EXERCISE BRIEF
Take the data that follows and retype it word for word.

Records from a collection of figures:
───

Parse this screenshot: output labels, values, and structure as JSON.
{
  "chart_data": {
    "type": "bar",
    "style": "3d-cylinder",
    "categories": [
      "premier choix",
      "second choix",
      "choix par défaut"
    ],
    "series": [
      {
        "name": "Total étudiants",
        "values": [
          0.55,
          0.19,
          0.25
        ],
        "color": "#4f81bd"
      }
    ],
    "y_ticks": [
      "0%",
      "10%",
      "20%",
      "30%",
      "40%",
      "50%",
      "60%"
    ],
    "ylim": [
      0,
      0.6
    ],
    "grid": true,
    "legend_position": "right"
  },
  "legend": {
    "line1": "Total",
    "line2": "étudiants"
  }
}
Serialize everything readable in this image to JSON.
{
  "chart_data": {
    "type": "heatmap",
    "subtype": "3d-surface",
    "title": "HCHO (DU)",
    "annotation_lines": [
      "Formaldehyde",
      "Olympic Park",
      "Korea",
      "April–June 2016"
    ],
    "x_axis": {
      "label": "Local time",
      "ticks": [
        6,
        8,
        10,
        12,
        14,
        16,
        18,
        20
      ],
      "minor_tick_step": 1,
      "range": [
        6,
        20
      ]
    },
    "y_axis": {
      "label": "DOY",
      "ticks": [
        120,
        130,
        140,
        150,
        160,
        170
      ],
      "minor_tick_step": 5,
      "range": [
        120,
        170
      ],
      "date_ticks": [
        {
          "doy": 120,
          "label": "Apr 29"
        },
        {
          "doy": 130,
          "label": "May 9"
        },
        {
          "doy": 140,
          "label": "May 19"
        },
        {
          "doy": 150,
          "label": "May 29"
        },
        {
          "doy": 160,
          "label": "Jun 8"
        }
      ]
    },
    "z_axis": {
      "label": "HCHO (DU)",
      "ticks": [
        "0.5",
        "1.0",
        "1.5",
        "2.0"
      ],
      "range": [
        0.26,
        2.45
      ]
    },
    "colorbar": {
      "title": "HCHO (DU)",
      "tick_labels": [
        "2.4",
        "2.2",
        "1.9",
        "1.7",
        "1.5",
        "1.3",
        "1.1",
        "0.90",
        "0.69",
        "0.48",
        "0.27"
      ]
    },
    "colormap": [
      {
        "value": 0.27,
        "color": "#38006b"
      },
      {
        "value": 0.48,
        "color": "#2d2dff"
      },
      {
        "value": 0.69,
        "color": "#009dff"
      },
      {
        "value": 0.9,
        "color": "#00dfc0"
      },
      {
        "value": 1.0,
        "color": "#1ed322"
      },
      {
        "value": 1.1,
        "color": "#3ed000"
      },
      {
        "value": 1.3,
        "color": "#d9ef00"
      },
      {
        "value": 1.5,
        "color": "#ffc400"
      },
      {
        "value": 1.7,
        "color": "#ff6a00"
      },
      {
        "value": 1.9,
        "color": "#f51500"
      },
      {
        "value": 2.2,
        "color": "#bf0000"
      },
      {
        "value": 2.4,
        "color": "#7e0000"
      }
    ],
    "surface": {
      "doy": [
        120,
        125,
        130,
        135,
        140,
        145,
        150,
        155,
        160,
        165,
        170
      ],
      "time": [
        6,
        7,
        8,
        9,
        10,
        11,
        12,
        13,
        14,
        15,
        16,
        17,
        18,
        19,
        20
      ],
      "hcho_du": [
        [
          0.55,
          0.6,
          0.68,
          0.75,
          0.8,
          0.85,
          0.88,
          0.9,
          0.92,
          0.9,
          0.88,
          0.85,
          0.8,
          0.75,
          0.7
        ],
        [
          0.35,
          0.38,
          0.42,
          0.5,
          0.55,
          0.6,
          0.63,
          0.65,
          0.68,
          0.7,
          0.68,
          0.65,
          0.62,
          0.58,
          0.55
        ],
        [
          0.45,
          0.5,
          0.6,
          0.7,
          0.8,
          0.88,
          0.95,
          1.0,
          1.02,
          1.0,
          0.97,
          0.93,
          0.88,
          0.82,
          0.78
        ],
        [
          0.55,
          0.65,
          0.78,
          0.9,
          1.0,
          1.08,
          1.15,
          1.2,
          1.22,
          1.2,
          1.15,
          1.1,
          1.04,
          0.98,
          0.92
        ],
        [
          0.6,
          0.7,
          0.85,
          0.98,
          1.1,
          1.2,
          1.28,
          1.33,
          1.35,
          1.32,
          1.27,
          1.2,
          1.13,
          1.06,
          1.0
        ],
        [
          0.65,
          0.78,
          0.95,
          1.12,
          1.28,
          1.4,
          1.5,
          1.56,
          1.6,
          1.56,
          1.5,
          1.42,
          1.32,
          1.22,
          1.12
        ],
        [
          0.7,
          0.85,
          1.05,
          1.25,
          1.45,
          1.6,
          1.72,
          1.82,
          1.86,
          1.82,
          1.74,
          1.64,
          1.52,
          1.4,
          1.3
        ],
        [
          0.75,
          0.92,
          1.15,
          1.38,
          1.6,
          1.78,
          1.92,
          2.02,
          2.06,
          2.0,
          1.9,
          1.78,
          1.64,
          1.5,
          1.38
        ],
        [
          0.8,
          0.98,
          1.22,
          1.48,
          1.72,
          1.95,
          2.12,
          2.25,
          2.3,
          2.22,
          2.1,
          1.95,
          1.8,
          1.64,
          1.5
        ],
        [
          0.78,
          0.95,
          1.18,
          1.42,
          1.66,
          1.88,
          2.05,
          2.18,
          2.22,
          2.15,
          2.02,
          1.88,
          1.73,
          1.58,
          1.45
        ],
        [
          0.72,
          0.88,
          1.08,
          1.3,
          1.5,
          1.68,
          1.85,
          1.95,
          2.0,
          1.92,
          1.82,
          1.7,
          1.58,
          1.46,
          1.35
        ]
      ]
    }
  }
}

───

COMPLETE OUTPUT
Parse this screenshot: output labels, values, and structure as JSON.
{
  "chart_data": {
    "type": "bar",
    "style": "3d-cylinder",
    "categories": [
      "premier choix",
      "second choix",
      "choix par défaut"
    ],
    "series": [
      {
        "name": "Total étudiants",
        "values": [
          0.55,
          0.19,
          0.25
        ],
        "color": "#4f81bd"
      }
    ],
    "y_ticks": [
      "0%",
      "10%",
      "20%",
      "30%",
      "40%",
      "50%",
      "60%"
    ],
    "ylim": [
      0,
      0.6
    ],
    "grid": true,
    "legend_position": "right"
  },
  "legend": {
    "line1": "Total",
    "line2": "étudiants"
  }
}
Serialize everything readable in this image to JSON.
{
  "chart_data": {
    "type": "heatmap",
    "subtype": "3d-surface",
    "title": "HCHO (DU)",
    "annotation_lines": [
      "Formaldehyde",
      "Olympic Park",
      "Korea",
      "April–June 2016"
    ],
    "x_axis": {
      "label": "Local time",
      "ticks": [
        6,
        8,
        10,
        12,
        14,
        16,
        18,
        20
      ],
      "minor_tick_step": 1,
      "range": [
        6,
        20
      ]
    },
    "y_axis": {
      "label": "DOY",
      "ticks": [
        120,
        130,
        140,
        150,
        160,
        170
      ],
      "minor_tick_step": 5,
      "range": [
        120,
        170
      ],
      "date_ticks": [
        {
          "doy": 120,
          "label": "Apr 29"
        },
        {
          "doy": 130,
          "label": "May 9"
        },
        {
          "doy": 140,
          "label": "May 19"
        },
        {
          "doy": 150,
          "label": "May 29"
        },
        {
          "doy": 160,
          "label": "Jun 8"
        }
      ]
    },
    "z_axis": {
      "label": "HCHO (DU)",
      "ticks": [
        "0.5",
        "1.0",
        "1.5",
        "2.0"
      ],
      "range": [
        0.26,
        2.45
      ]
    },
    "colorbar": {
      "title": "HCHO (DU)",
      "tick_labels": [
        "2.4",
        "2.2",
        "1.9",
        "1.7",
        "1.5",
        "1.3",
        "1.1",
        "0.90",
        "0.69",
        "0.48",
        "0.27"
      ]
    },
    "colormap": [
      {
        "value": 0.27,
        "color": "#38006b"
      },
      {
        "value": 0.48,
        "color": "#2d2dff"
      },
      {
        "value": 0.69,
        "color": "#009dff"
      },
      {
        "value": 0.9,
        "color": "#00dfc0"
      },
      {
        "value": 1.0,
        "color": "#1ed322"
      },
      {
        "value": 1.1,
        "color": "#3ed000"
      },
      {
        "value": 1.3,
        "color": "#d9ef00"
      },
      {
        "value": 1.5,
        "color": "#ffc400"
      },
      {
        "value": 1.7,
        "color": "#ff6a00"
      },
      {
        "value": 1.9,
        "color": "#f51500"
      },
      {
        "value": 2.2,
        "color": "#bf0000"
      },
      {
        "value": 2.4,
        "color": "#7e0000"
      }
    ],
    "surface": {
      "doy": [
        120,
        125,
        130,
        135,
        140,
        145,
        150,
        155,
        160,
        165,
        170
      ],
      "time": [
        6,
        7,
        8,
        9,
        10,
        11,
        12,
        13,
        14,
        15,
        16,
        17,
        18,
        19,
        20
      ],
      "hcho_du": [
        [
          0.55,
          0.6,
          0.68,
          0.75,
          0.8,
          0.85,
          0.88,
          0.9,
          0.92,
          0.9,
          0.88,
          0.85,
          0.8,
          0.75,
          0.7
        ],
        [
          0.35,
          0.38,
          0.42,
          0.5,
          0.55,
          0.6,
          0.63,
          0.65,
          0.68,
          0.7,
          0.68,
          0.65,
          0.62,
          0.58,
          0.55
        ],
        [
          0.45,
          0.5,
          0.6,
          0.7,
          0.8,
          0.88,
          0.95,
          1.0,
          1.02,
          1.0,
          0.97,
          0.93,
          0.88,
          0.82,
          0.78
        ],
        [
          0.55,
          0.65,
          0.78,
          0.9,
          1.0,
          1.08,
          1.15,
          1.2,
          1.22,
          1.2,
          1.15,
          1.1,
          1.04,
          0.98,
          0.92
        ],
        [
          0.6,
          0.7,
          0.85,
          0.98,
          1.1,
          1.2,
          1.28,
          1.33,
          1.35,
          1.32,
          1.27,
          1.2,
          1.13,
          1.06,
          1.0
        ],
        [
          0.65,
          0.78,
          0.95,
          1.12,
          1.28,
          1.4,
          1.5,
          1.56,
          1.6,
          1.56,
          1.5,
          1.42,
          1.32,
          1.22,
          1.12
        ],
        [
          0.7,
          0.85,
          1.05,
          1.25,
          1.45,
          1.6,
          1.72,
          1.82,
          1.86,
          1.82,
          1.74,
          1.64,
          1.52,
          1.4,
          1.3
        ],
        [
          0.75,
          0.92,
          1.15,
          1.38,
          1.6,
          1.78,
          1.92,
          2.02,
          2.06,
          2.0,
          1.9,
          1.78,
          1.64,
          1.5,
          1.38
        ],
        [
          0.8,
          0.98,
          1.22,
          1.48,
          1.72,
          1.95,
          2.12,
          2.25,
          2.3,
          2.22,
          2.1,
          1.95,
          1.8,
          1.64,
          1.5
        ],
        [
          0.78,
          0.95,
          1.18,
          1.42,
          1.66,
          1.88,
          2.05,
          2.18,
          2.22,
          2.15,
          2.02,
          1.88,
          1.73,
          1.58,
          1.45
        ],
        [
          0.72,
          0.88,
          1.08,
          1.3,
          1.5,
          1.68,
          1.85,
          1.95,
          2.0,
          1.92,
          1.82,
          1.7,
          1.58,
          1.46,
          1.35
        ]
      ]
    }
  }
}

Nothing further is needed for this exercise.